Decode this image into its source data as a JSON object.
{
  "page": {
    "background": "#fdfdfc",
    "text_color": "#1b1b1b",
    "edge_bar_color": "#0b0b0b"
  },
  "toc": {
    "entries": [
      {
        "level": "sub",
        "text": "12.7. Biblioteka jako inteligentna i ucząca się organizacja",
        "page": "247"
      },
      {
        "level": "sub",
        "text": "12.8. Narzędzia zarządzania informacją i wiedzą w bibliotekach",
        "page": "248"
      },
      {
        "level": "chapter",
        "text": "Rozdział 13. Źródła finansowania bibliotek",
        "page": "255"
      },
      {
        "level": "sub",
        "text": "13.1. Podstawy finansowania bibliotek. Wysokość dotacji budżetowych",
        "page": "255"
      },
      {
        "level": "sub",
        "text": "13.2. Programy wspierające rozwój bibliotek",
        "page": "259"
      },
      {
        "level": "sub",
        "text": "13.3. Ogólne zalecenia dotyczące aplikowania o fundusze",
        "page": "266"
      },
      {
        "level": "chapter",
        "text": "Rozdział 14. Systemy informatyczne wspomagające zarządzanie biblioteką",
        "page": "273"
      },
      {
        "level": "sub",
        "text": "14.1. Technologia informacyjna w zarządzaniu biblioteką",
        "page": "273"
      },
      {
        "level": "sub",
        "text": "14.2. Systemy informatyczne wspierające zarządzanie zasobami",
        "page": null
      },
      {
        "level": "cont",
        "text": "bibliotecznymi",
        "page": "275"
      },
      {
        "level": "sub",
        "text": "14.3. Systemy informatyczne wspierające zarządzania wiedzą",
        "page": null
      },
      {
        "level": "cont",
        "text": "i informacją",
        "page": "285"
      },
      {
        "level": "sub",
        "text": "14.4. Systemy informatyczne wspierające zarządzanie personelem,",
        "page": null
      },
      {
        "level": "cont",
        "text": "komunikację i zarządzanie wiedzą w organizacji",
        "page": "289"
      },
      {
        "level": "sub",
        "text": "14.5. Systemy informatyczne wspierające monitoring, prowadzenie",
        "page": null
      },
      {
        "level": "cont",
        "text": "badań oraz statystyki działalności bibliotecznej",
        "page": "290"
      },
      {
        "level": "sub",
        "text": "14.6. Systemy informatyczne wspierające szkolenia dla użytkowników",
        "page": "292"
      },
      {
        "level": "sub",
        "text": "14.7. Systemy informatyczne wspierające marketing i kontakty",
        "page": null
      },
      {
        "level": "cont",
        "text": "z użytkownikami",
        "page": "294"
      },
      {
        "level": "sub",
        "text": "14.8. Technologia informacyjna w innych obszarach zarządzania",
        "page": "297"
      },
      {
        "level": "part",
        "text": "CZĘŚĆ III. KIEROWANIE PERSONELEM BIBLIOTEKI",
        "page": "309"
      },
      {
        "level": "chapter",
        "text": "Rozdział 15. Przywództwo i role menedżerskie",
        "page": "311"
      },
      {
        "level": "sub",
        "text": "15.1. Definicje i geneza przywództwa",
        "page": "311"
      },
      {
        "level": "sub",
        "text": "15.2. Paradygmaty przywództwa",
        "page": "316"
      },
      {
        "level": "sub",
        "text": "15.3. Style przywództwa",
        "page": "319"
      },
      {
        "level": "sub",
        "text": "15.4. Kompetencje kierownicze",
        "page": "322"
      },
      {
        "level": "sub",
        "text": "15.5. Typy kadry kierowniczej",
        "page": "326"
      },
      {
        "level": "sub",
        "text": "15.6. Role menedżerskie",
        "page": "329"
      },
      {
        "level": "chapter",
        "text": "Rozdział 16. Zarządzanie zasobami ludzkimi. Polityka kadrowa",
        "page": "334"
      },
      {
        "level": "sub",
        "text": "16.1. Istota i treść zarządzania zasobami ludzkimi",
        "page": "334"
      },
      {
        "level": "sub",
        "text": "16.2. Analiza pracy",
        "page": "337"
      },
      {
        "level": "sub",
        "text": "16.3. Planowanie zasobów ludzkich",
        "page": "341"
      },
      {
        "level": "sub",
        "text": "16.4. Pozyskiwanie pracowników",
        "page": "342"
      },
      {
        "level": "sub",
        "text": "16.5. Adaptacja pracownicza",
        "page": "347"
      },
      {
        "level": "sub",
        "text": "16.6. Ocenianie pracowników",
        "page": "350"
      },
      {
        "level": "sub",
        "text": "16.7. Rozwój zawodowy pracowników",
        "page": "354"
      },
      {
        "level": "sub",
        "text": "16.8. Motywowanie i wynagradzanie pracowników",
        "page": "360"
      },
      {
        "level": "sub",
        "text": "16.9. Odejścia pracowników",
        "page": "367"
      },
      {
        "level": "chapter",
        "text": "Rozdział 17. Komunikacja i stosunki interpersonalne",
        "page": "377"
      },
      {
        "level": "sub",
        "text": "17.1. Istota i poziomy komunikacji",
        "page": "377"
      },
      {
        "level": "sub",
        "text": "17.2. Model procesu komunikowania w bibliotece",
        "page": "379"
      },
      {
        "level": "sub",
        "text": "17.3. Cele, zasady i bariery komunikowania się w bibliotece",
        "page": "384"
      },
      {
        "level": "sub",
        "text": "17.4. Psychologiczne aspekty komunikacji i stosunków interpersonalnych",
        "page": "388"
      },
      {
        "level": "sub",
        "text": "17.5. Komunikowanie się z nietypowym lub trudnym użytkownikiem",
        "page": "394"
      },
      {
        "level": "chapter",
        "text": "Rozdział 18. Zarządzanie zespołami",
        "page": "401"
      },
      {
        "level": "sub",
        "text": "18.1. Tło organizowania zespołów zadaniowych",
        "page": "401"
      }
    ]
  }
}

--- WHAT IS NEEDED ---
Output all of the data above without any alteration.

--- SOLUTION FOR THIS EXERCISE ---
Decode this image into its source data as a JSON object.
{
  "page": {
    "background": "#fdfdfc",
    "text_color": "#1b1b1b",
    "edge_bar_color": "#0b0b0b"
  },
  "toc": {
    "entries": [
      {
        "level": "sub",
        "text": "12.7. Biblioteka jako inteligentna i ucząca się organizacja",
        "page": "247"
      },
      {
        "level": "sub",
        "text": "12.8. Narzędzia zarządzania informacją i wiedzą w bibliotekach",
        "page": "248"
      },
      {
        "level": "chapter",
        "text": "Rozdział 13. Źródła finansowania bibliotek",
        "page": "255"
      },
      {
        "level": "sub",
        "text": "13.1. Podstawy finansowania bibliotek. Wysokość dotacji budżetowych",
        "page": "255"
      },
      {
        "level": "sub",
        "text": "13.2. Programy wspierające rozwój bibliotek",
        "page": "259"
      },
      {
        "level": "sub",
        "text": "13.3. Ogólne zalecenia dotyczące aplikowania o fundusze",
        "page": "266"
      },
      {
        "level": "chapter",
        "text": "Rozdział 14. Systemy informatyczne wspomagające zarządzanie biblioteką",
        "page": "273"
      },
      {
        "level": "sub",
        "text": "14.1. Technologia informacyjna w zarządzaniu biblioteką",
        "page": "273"
      },
      {
        "level": "sub",
        "text": "14.2. Systemy informatyczne wspierające zarządzanie zasobami",
        "page": null
      },
      {
        "level": "cont",
        "text": "bibliotecznymi",
        "page": "275"
      },
      {
        "level": "sub",
        "text": "14.3. Systemy informatyczne wspierające zarządzania wiedzą",
        "page": null
      },
      {
        "level": "cont",
        "text": "i informacją",
        "page": "285"
      },
      {
        "level": "sub",
        "text": "14.4. Systemy informatyczne wspierające zarządzanie personelem,",
        "page": null
      },
      {
        "level": "cont",
        "text": "komunikację i zarządzanie wiedzą w organizacji",
        "page": "289"
      },
      {
        "level": "sub",
        "text": "14.5. Systemy informatyczne wspierające monitoring, prowadzenie",
        "page": null
      },
      {
        "level": "cont",
        "text": "badań oraz statystyki działalności bibliotecznej",
        "page": "290"
      },
      {
        "level": "sub",
        "text": "14.6. Systemy informatyczne wspierające szkolenia dla użytkowników",
        "page": "292"
      },
      {
        "level": "sub",
        "text": "14.7. Systemy informatyczne wspierające marketing i kontakty",
        "page": null
      },
      {
        "level": "cont",
        "text": "z użytkownikami",
        "page": "294"
      },
      {
        "level": "sub",
        "text": "14.8. Technologia informacyjna w innych obszarach zarządzania",
        "page": "297"
      },
      {
        "level": "part",
        "text": "CZĘŚĆ III. KIEROWANIE PERSONELEM BIBLIOTEKI",
        "page": "309"
      },
      {
        "level": "chapter",
        "text": "Rozdział 15. Przywództwo i role menedżerskie",
        "page": "311"
      },
      {
        "level": "sub",
        "text": "15.1. Definicje i geneza przywództwa",
        "page": "311"
      },
      {
        "level": "sub",
        "text": "15.2. Paradygmaty przywództwa",
        "page": "316"
      },
      {
        "level": "sub",
        "text": "15.3. Style przywództwa",
        "page": "319"
      },
      {
        "level": "sub",
        "text": "15.4. Kompetencje kierownicze",
        "page": "322"
      },
      {
        "level": "sub",
        "text": "15.5. Typy kadry kierowniczej",
        "page": "326"
      },
      {
        "level": "sub",
        "text": "15.6. Role menedżerskie",
        "page": "329"
      },
      {
        "level": "chapter",
        "text": "Rozdział 16. Zarządzanie zasobami ludzkimi. Polityka kadrowa",
        "page": "334"
      },
      {
        "level": "sub",
        "text": "16.1. Istota i treść zarządzania zasobami ludzkimi",
        "page": "334"
      },
      {
        "level": "sub",
        "text": "16.2. Analiza pracy",
        "page": "337"
      },
      {
        "level": "sub",
        "text": "16.3. Planowanie zasobów ludzkich",
        "page": "341"
      },
      {
        "level": "sub",
        "text": "16.4. Pozyskiwanie pracowników",
        "page": "342"
      },
      {
        "level": "sub",
        "text": "16.5. Adaptacja pracownicza",
        "page": "347"
      },
      {
        "level": "sub",
        "text": "16.6. Ocenianie pracowników",
        "page": "350"
      },
      {
        "level": "sub",
        "text": "16.7. Rozwój zawodowy pracowników",
        "page": "354"
      },
      {
        "level": "sub",
        "text": "16.8. Motywowanie i wynagradzanie pracowników",
        "page": "360"
      },
      {
        "level": "sub",
        "text": "16.9. Odejścia pracowników",
        "page": "367"
      },
      {
        "level": "chapter",
        "text": "Rozdział 17. Komunikacja i stosunki interpersonalne",
        "page": "377"
      },
      {
        "level": "sub",
        "text": "17.1. Istota i poziomy komunikacji",
        "page": "377"
      },
      {
        "level": "sub",
        "text": "17.2. Model procesu komunikowania w bibliotece",
        "page": "379"
      },
      {
        "level": "sub",
        "text": "17.3. Cele, zasady i bariery komunikowania się w bibliotece",
        "page": "384"
      },
      {
        "level": "sub",
        "text": "17.4. Psychologiczne aspekty komunikacji i stosunków interpersonalnych",
        "page": "388"
      },
      {
        "level": "sub",
        "text": "17.5. Komunikowanie się z nietypowym lub trudnym użytkownikiem",
        "page": "394"
      },
      {
        "level": "chapter",
        "text": "Rozdział 18. Zarządzanie zespołami",
        "page": "401"
      },
      {
        "level": "sub",
        "text": "18.1. Tło organizowania zespołów zadaniowych",
        "page": "401"
      }
    ]
  }
}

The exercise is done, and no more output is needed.